### THE RECORDS
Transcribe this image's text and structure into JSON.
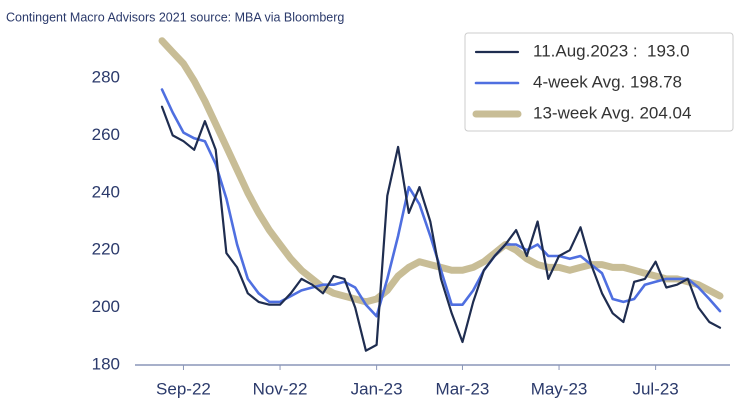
{
  "chart_data": {
    "type": "line",
    "title": "Contingent Macro Advisors 2021 source: MBA via Bloomberg",
    "categories": [
      null,
      null,
      "Sep-22",
      null,
      null,
      null,
      null,
      null,
      null,
      null,
      null,
      "Nov-22",
      null,
      null,
      null,
      null,
      null,
      null,
      null,
      null,
      "Jan-23",
      null,
      null,
      null,
      null,
      null,
      null,
      null,
      "Mar-23",
      null,
      null,
      null,
      null,
      null,
      null,
      null,
      null,
      "May-23",
      null,
      null,
      null,
      null,
      null,
      null,
      null,
      null,
      "Jul-23",
      null,
      null,
      null,
      null,
      null,
      null
    ],
    "series": [
      {
        "name": "11.Aug.2023 :  193.0",
        "color": "#1f2d50",
        "width": 2.2,
        "values": [
          270,
          260,
          258,
          255,
          265,
          255,
          219,
          214,
          205,
          202,
          201,
          201,
          205,
          210,
          208,
          205,
          211,
          210,
          200,
          185,
          187,
          239,
          256,
          233,
          242,
          230,
          210,
          198,
          188,
          202,
          213,
          218,
          222,
          227,
          218,
          230,
          210,
          218,
          220,
          228,
          215,
          205,
          198,
          195,
          209,
          210,
          216,
          207,
          208,
          210,
          200,
          195,
          193
        ]
      },
      {
        "name": "4-week Avg. 198.78",
        "color": "#4f6fe0",
        "width": 2.6,
        "values": [
          276,
          268,
          261,
          259,
          258,
          250,
          238,
          222,
          210,
          205,
          202,
          202,
          204,
          206,
          207,
          208,
          208,
          209,
          207,
          201,
          197,
          210,
          225,
          242,
          236,
          225,
          213,
          201,
          201,
          206,
          213,
          218,
          222,
          222,
          220,
          222,
          218,
          218,
          217,
          218,
          215,
          212,
          203,
          202,
          203,
          208,
          209,
          210,
          210,
          210,
          207,
          203,
          198.78
        ]
      },
      {
        "name": "13-week Avg. 204.04",
        "color": "#c8bd96",
        "width": 7,
        "values": [
          293,
          289,
          285,
          279,
          272,
          264,
          256,
          248,
          240,
          233,
          227,
          222,
          217,
          213,
          210,
          207,
          205,
          204,
          203,
          202,
          203,
          206,
          211,
          214,
          216,
          215,
          214,
          213,
          213,
          214,
          216,
          219,
          222,
          220,
          217,
          215,
          214,
          214,
          213,
          214,
          215,
          215,
          214,
          214,
          213,
          212,
          211,
          210,
          210,
          209,
          208,
          206,
          204.04
        ]
      }
    ],
    "ylim": [
      180,
      295
    ],
    "yticks": [
      180,
      200,
      220,
      240,
      260,
      280
    ],
    "grid": false,
    "legend": "top-right"
  }
}
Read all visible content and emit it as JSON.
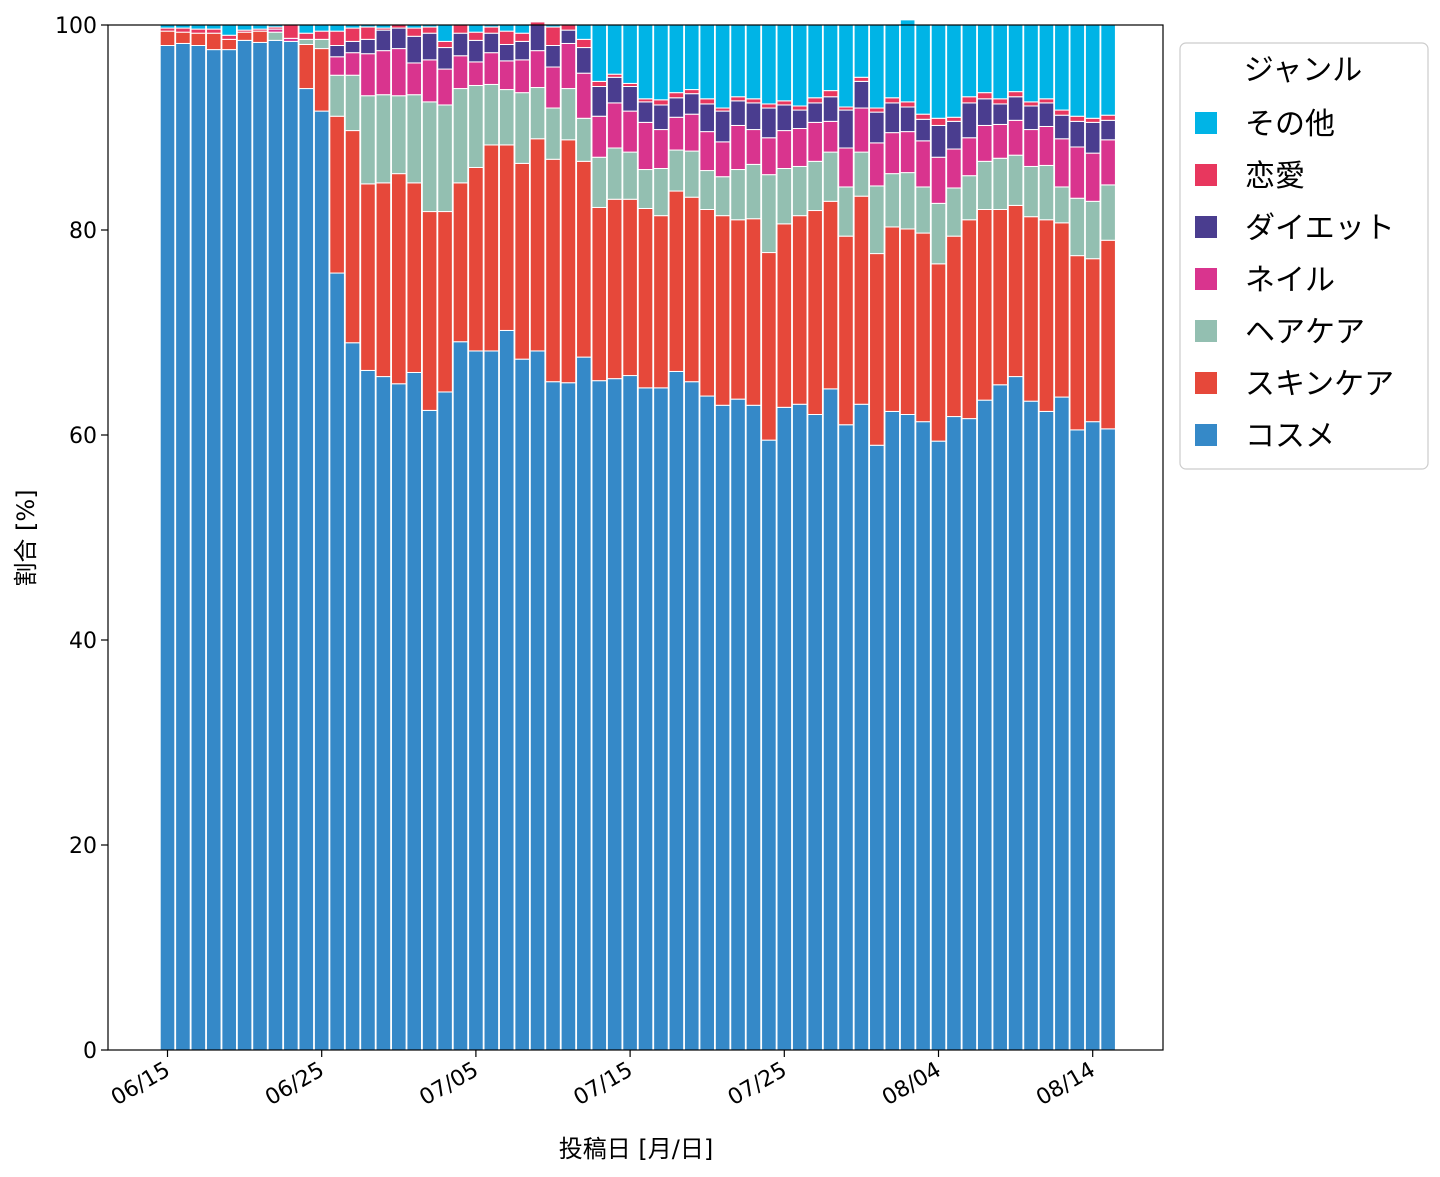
{
  "chart_data": {
    "type": "bar",
    "stacked": true,
    "xlabel": "投稿日 [月/日]",
    "ylabel": "割合 [%]",
    "ylim": [
      0,
      100
    ],
    "yticks": [
      0,
      20,
      40,
      60,
      80,
      100
    ],
    "xticks": [
      "06/15",
      "06/25",
      "07/05",
      "07/15",
      "07/25",
      "08/04",
      "08/14"
    ],
    "grid": false,
    "legend": {
      "title": "ジャンル",
      "position": "outside-right-top"
    },
    "x": [
      "06/15",
      "06/16",
      "06/17",
      "06/18",
      "06/19",
      "06/20",
      "06/21",
      "06/22",
      "06/23",
      "06/24",
      "06/25",
      "06/26",
      "06/27",
      "06/28",
      "06/29",
      "06/30",
      "07/01",
      "07/02",
      "07/03",
      "07/04",
      "07/05",
      "07/06",
      "07/07",
      "07/08",
      "07/09",
      "07/10",
      "07/11",
      "07/12",
      "07/13",
      "07/14",
      "07/15",
      "07/16",
      "07/17",
      "07/18",
      "07/19",
      "07/20",
      "07/21",
      "07/22",
      "07/23",
      "07/24",
      "07/25",
      "07/26",
      "07/27",
      "07/28",
      "07/29",
      "07/30",
      "07/31",
      "08/01",
      "08/02",
      "08/03",
      "08/04",
      "08/05",
      "08/06",
      "08/07",
      "08/08",
      "08/09",
      "08/10",
      "08/11",
      "08/12",
      "08/13",
      "08/14",
      "08/15"
    ],
    "series": [
      {
        "name": "コスメ",
        "color": "#3589c8",
        "values": [
          98.0,
          98.2,
          98.0,
          97.6,
          97.6,
          98.5,
          98.3,
          98.5,
          98.4,
          93.8,
          91.6,
          75.8,
          69.0,
          66.3,
          65.7,
          65.0,
          66.1,
          62.4,
          64.2,
          69.1,
          68.2,
          68.2,
          70.2,
          67.4,
          68.2,
          65.2,
          65.1,
          67.6,
          65.3,
          65.5,
          65.8,
          64.6,
          64.6,
          66.2,
          65.2,
          63.8,
          62.9,
          63.5,
          62.9,
          59.5,
          62.7,
          63.0,
          62.0,
          64.5,
          61.0,
          63.0,
          59.0,
          62.3,
          62.0,
          61.3,
          59.4,
          61.8,
          61.6,
          63.4,
          64.9,
          65.7,
          63.3,
          62.3,
          63.7,
          60.5,
          61.3,
          60.6
        ]
      },
      {
        "name": "スキンケア",
        "color": "#e6483a",
        "values": [
          1.4,
          1.1,
          1.2,
          1.6,
          1.0,
          0.8,
          1.1,
          0,
          0,
          4.3,
          6.1,
          15.3,
          20.7,
          18.2,
          18.9,
          20.5,
          18.5,
          19.4,
          17.6,
          15.5,
          17.9,
          20.1,
          18.1,
          19.1,
          20.7,
          21.7,
          23.7,
          19.1,
          16.9,
          17.5,
          17.2,
          17.5,
          16.8,
          17.6,
          18.0,
          18.2,
          18.5,
          17.5,
          18.2,
          18.3,
          17.9,
          18.4,
          19.9,
          18.3,
          18.4,
          20.3,
          18.7,
          18.0,
          18.1,
          18.4,
          17.3,
          17.6,
          19.4,
          18.6,
          17.1,
          16.7,
          18.0,
          18.7,
          17.0,
          17.0,
          15.9,
          18.4
        ]
      },
      {
        "name": "ヘアケア",
        "color": "#93bfb1",
        "values": [
          0,
          0,
          0,
          0,
          0,
          0,
          0,
          0.8,
          0,
          0.5,
          0.9,
          4.0,
          5.4,
          8.6,
          8.6,
          7.6,
          8.6,
          10.7,
          10.4,
          9.2,
          8.0,
          5.9,
          5.4,
          6.9,
          5.0,
          5.0,
          5.0,
          4.2,
          4.9,
          5.0,
          4.6,
          3.8,
          4.6,
          4.0,
          4.5,
          3.8,
          3.8,
          4.9,
          5.3,
          7.6,
          5.4,
          4.8,
          4.8,
          4.8,
          4.8,
          4.3,
          6.6,
          5.2,
          5.5,
          4.5,
          5.9,
          4.7,
          4.3,
          4.7,
          5.0,
          4.9,
          4.9,
          5.3,
          3.5,
          5.6,
          5.6,
          5.4
        ]
      },
      {
        "name": "ネイル",
        "color": "#d9348e",
        "values": [
          0,
          0,
          0,
          0,
          0,
          0,
          0,
          0.3,
          0.3,
          0,
          0,
          1.8,
          2.2,
          4.1,
          4.3,
          4.6,
          3.1,
          4.1,
          3.5,
          3.2,
          2.3,
          3.1,
          2.8,
          3.2,
          3.6,
          4.0,
          4.4,
          4.4,
          4.0,
          4.4,
          4.0,
          4.6,
          3.8,
          3.2,
          3.6,
          3.8,
          3.4,
          4.3,
          3.4,
          3.6,
          3.7,
          3.7,
          3.8,
          3.0,
          3.8,
          4.3,
          4.2,
          4.0,
          4.0,
          4.5,
          4.5,
          3.8,
          3.7,
          3.5,
          3.3,
          3.4,
          3.6,
          3.8,
          4.7,
          5.0,
          4.7,
          4.4
        ]
      },
      {
        "name": "ダイエット",
        "color": "#4a3d8f",
        "values": [
          0,
          0,
          0,
          0,
          0,
          0,
          0,
          0,
          0,
          0,
          0,
          1.1,
          1.1,
          1.4,
          2.0,
          2.0,
          2.6,
          2.6,
          2.1,
          2.2,
          2.1,
          1.9,
          1.6,
          1.8,
          2.5,
          2.1,
          1.3,
          2.5,
          2.9,
          2.5,
          2.4,
          2.0,
          2.4,
          1.9,
          2.0,
          2.7,
          3.0,
          2.4,
          2.6,
          2.9,
          2.5,
          1.8,
          1.9,
          2.4,
          3.7,
          2.6,
          3.0,
          2.9,
          2.4,
          2.1,
          3.1,
          2.7,
          3.4,
          2.6,
          2.0,
          2.3,
          2.3,
          2.3,
          2.3,
          2.5,
          3.0,
          1.9
        ]
      },
      {
        "name": "恋愛",
        "color": "#e8375e",
        "values": [
          0.3,
          0.4,
          0.4,
          0.4,
          0.4,
          0.2,
          0.2,
          0.2,
          1.3,
          0.6,
          0.8,
          1.4,
          1.3,
          1.2,
          0.2,
          0.3,
          0.8,
          0.6,
          0.6,
          0.8,
          0.8,
          0.6,
          1.3,
          0.8,
          0.3,
          1.8,
          0.5,
          0.8,
          0.5,
          0.3,
          0.3,
          0.3,
          0.5,
          0.5,
          0.4,
          0.5,
          0.3,
          0.4,
          0.4,
          0.4,
          0.4,
          0.4,
          0.5,
          0.6,
          0.3,
          0.4,
          0.4,
          0.5,
          0.5,
          0.5,
          0.7,
          0.4,
          0.6,
          0.6,
          0.5,
          0.5,
          0.4,
          0.4,
          0.5,
          0.5,
          0.4,
          0.5
        ]
      },
      {
        "name": "その他",
        "color": "#00b4e6",
        "values": [
          0.3,
          0.3,
          0.4,
          0.4,
          1.0,
          0.5,
          0.4,
          0.2,
          0,
          0.8,
          0.6,
          0.6,
          0.3,
          0.2,
          0.3,
          0,
          0.3,
          0.2,
          1.6,
          0,
          0.7,
          0.2,
          0.6,
          0.8,
          0,
          0.2,
          0,
          1.4,
          5.5,
          4.8,
          5.7,
          7.2,
          7.3,
          6.6,
          6.3,
          7.2,
          8.1,
          7.0,
          7.2,
          7.7,
          7.4,
          7.9,
          7.1,
          6.4,
          8.0,
          5.1,
          8.1,
          7.1,
          8.0,
          8.7,
          9.1,
          9.0,
          7.0,
          6.6,
          7.2,
          6.5,
          7.5,
          7.2,
          8.3,
          8.9,
          9.1,
          8.8
        ]
      }
    ]
  }
}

### WHAT THE TASK REQUIRES
Copy out every line from the records that has the word "JSON".

### SOLVED PROBLEM
Transcribe this image's text and structure into JSON.
Read all visible content and emit it as JSON.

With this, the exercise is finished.